**DATASET EXTRACT:**
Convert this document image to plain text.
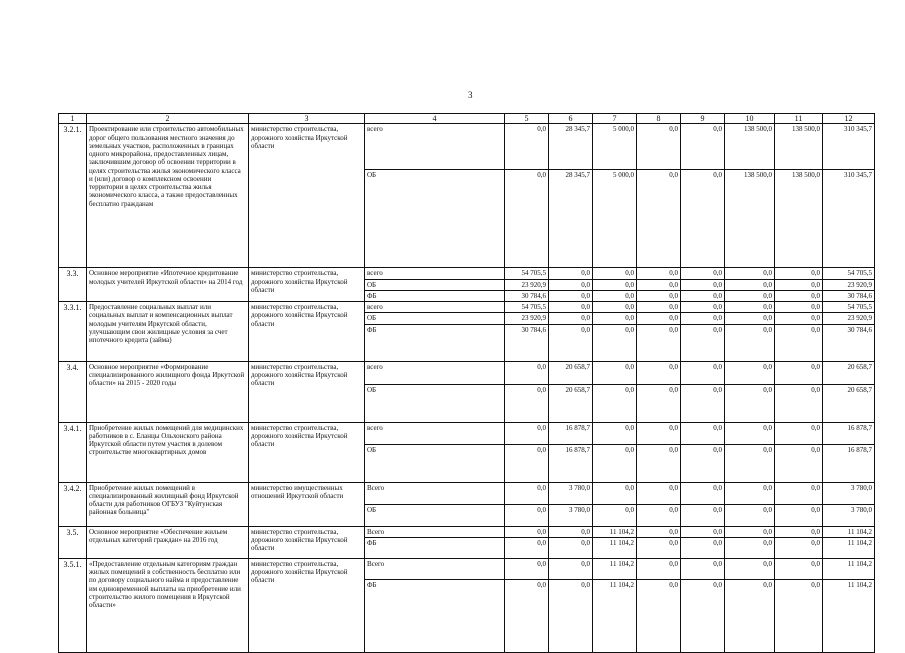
3
1	2	3	4	5	6	7	8	9	10	11	12
3.2.1.	Проектирование или строительство автомобильных дорог общего пользования местного значения до земельных участков, расположенных в границах одного микрорайона, предоставленных лицам, заключившим договор об освоении территории в целях строительства жилья экономического класса и (или) договор о комплексном освоении территории в целях строительства жилья экономического класса, а также предоставленных бесплатно гражданам	министерство строительства, дорожного хозяйства Иркутской области	всего	0,0	28 345,7	5 000,0	0,0	0,0	138 500,0	138 500,0	310 345,7
			ОБ	0,0	28 345,7	5 000,0	0,0	0,0	138 500,0	138 500,0	310 345,7
3.3.	Основное мероприятие «Ипотечное кредитование молодых учителей Иркутской области» на 2014 год	министерство строительства, дорожного хозяйства Иркутской области	всего	54 705,5	0,0	0,0	0,0	0,0	0,0	0,0	54 705,5
			ОБ	23 920,9	0,0	0,0	0,0	0,0	0,0	0,0	23 920,9
			ФБ	30 784,6	0,0	0,0	0,0	0,0	0,0	0,0	30 784,6
3.3.1.	Предоставление социальных выплат или социальных выплат и компенсационных выплат молодым учителям Иркутской области, улучшающим свои жилищные условия за счет ипотечного кредита (займа)	министерство строительства, дорожного хозяйства Иркутской области	всего	54 705,5	0,0	0,0	0,0	0,0	0,0	0,0	54 705,5
			ОБ	23 920,9	0,0	0,0	0,0	0,0	0,0	0,0	23 920,9
			ФБ	30 784,6	0,0	0,0	0,0	0,0	0,0	0,0	30 784,6
3.4.	Основное мероприятие «Формирование специализированного жилищного фонда Иркутской области» на 2015 - 2020 годы	министерство строительства, дорожного хозяйства Иркутской области	всего	0,0	20 658,7	0,0	0,0	0,0	0,0	0,0	20 658,7
			ОБ	0,0	20 658,7	0,0	0,0	0,0	0,0	0,0	20 658,7
3.4.1.	Приобретение жилых помещений для медицинских работников в с. Еланцы Ольхонского района Иркутской области путем участия в долевом строительстве многоквартирных домов	министерство строительства, дорожного хозяйства Иркутской области	всего	0,0	16 878,7	0,0	0,0	0,0	0,0	0,0	16 878,7
			ОБ	0,0	16 878,7	0,0	0,0	0,0	0,0	0,0	16 878,7
3.4.2.	Приобретение жилых помещений в специализированный жилищный фонд Иркутской области для работников ОГБУЗ "Куйтунская районная больница"	министерство имущественных отношений Иркутской области	Всего	0,0	3 780,0	0,0	0,0	0,0	0,0	0,0	3 780,0
			ОБ	0,0	3 780,0	0,0	0,0	0,0	0,0	0,0	3 780,0
3.5.	Основное мероприятие «Обеспечение жильем отдельных категорий граждан» на 2016 год	министерство строительства, дорожного хозяйства Иркутской области	Всего	0,0	0,0	11 104,2	0,0	0,0	0,0	0,0	11 104,2
			ФБ	0,0	0,0	11 104,2	0,0	0,0	0,0	0,0	11 104,2
3.5.1.	«Предоставление отдельным категориям граждан жилых помещений в собственность бесплатно или по договору социального найма и предоставление им единовременной выплаты на приобретение или строительство жилого помещения в Иркутской области»	министерство строительства, дорожного хозяйства Иркутской области	Всего	0,0	0,0	11 104,2	0,0	0,0	0,0	0,0	11 104,2
			ФБ	0,0	0,0	11 104,2	0,0	0,0	0,0	0,0	11 104,2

**REQUIRED WORK:** Copy the data exactly. Any picture it contains is to be omitted.

**SOLUTION BELOW:**
Convert this document image to plain text.
3
1	2	3	4	5	6	7	8	9	10	11	12
3.2.1.	Проектирование или строительство автомобильных дорог общего пользования местного значения до земельных участков, расположенных в границах одного микрорайона, предоставленных лицам, заключившим договор об освоении территории в целях строительства жилья экономического класса и (или) договор о комплексном освоении территории в целях строительства жилья экономического класса, а также предоставленных бесплатно гражданам	министерство строительства, дорожного хозяйства Иркутской области	всего	0,0	28 345,7	5 000,0	0,0	0,0	138 500,0	138 500,0	310 345,7
			ОБ	0,0	28 345,7	5 000,0	0,0	0,0	138 500,0	138 500,0	310 345,7
3.3.	Основное мероприятие «Ипотечное кредитование молодых учителей Иркутской области» на 2014 год	министерство строительства, дорожного хозяйства Иркутской области	всего	54 705,5	0,0	0,0	0,0	0,0	0,0	0,0	54 705,5
			ОБ	23 920,9	0,0	0,0	0,0	0,0	0,0	0,0	23 920,9
			ФБ	30 784,6	0,0	0,0	0,0	0,0	0,0	0,0	30 784,6
3.3.1.	Предоставление социальных выплат или социальных выплат и компенсационных выплат молодым учителям Иркутской области, улучшающим свои жилищные условия за счет ипотечного кредита (займа)	министерство строительства, дорожного хозяйства Иркутской области	всего	54 705,5	0,0	0,0	0,0	0,0	0,0	0,0	54 705,5
			ОБ	23 920,9	0,0	0,0	0,0	0,0	0,0	0,0	23 920,9
			ФБ	30 784,6	0,0	0,0	0,0	0,0	0,0	0,0	30 784,6
3.4.	Основное мероприятие «Формирование специализированного жилищного фонда Иркутской области» на 2015 - 2020 годы	министерство строительства, дорожного хозяйства Иркутской области	всего	0,0	20 658,7	0,0	0,0	0,0	0,0	0,0	20 658,7
			ОБ	0,0	20 658,7	0,0	0,0	0,0	0,0	0,0	20 658,7
3.4.1.	Приобретение жилых помещений для медицинских работников в с. Еланцы Ольхонского района Иркутской области путем участия в долевом строительстве многоквартирных домов	министерство строительства, дорожного хозяйства Иркутской области	всего	0,0	16 878,7	0,0	0,0	0,0	0,0	0,0	16 878,7
			ОБ	0,0	16 878,7	0,0	0,0	0,0	0,0	0,0	16 878,7
3.4.2.	Приобретение жилых помещений в специализированный жилищный фонд Иркутской области для работников ОГБУЗ "Куйтунская районная больница"	министерство имущественных отношений Иркутской области	Всего	0,0	3 780,0	0,0	0,0	0,0	0,0	0,0	3 780,0
			ОБ	0,0	3 780,0	0,0	0,0	0,0	0,0	0,0	3 780,0
3.5.	Основное мероприятие «Обеспечение жильем отдельных категорий граждан» на 2016 год	министерство строительства, дорожного хозяйства Иркутской области	Всего	0,0	0,0	11 104,2	0,0	0,0	0,0	0,0	11 104,2
			ФБ	0,0	0,0	11 104,2	0,0	0,0	0,0	0,0	11 104,2
3.5.1.	«Предоставление отдельным категориям граждан жилых помещений в собственность бесплатно или по договору социального найма и предоставление им единовременной выплаты на приобретение или строительство жилого помещения в Иркутской области»	министерство строительства, дорожного хозяйства Иркутской области	Всего	0,0	0,0	11 104,2	0,0	0,0	0,0	0,0	11 104,2
			ФБ	0,0	0,0	11 104,2	0,0	0,0	0,0	0,0	11 104,2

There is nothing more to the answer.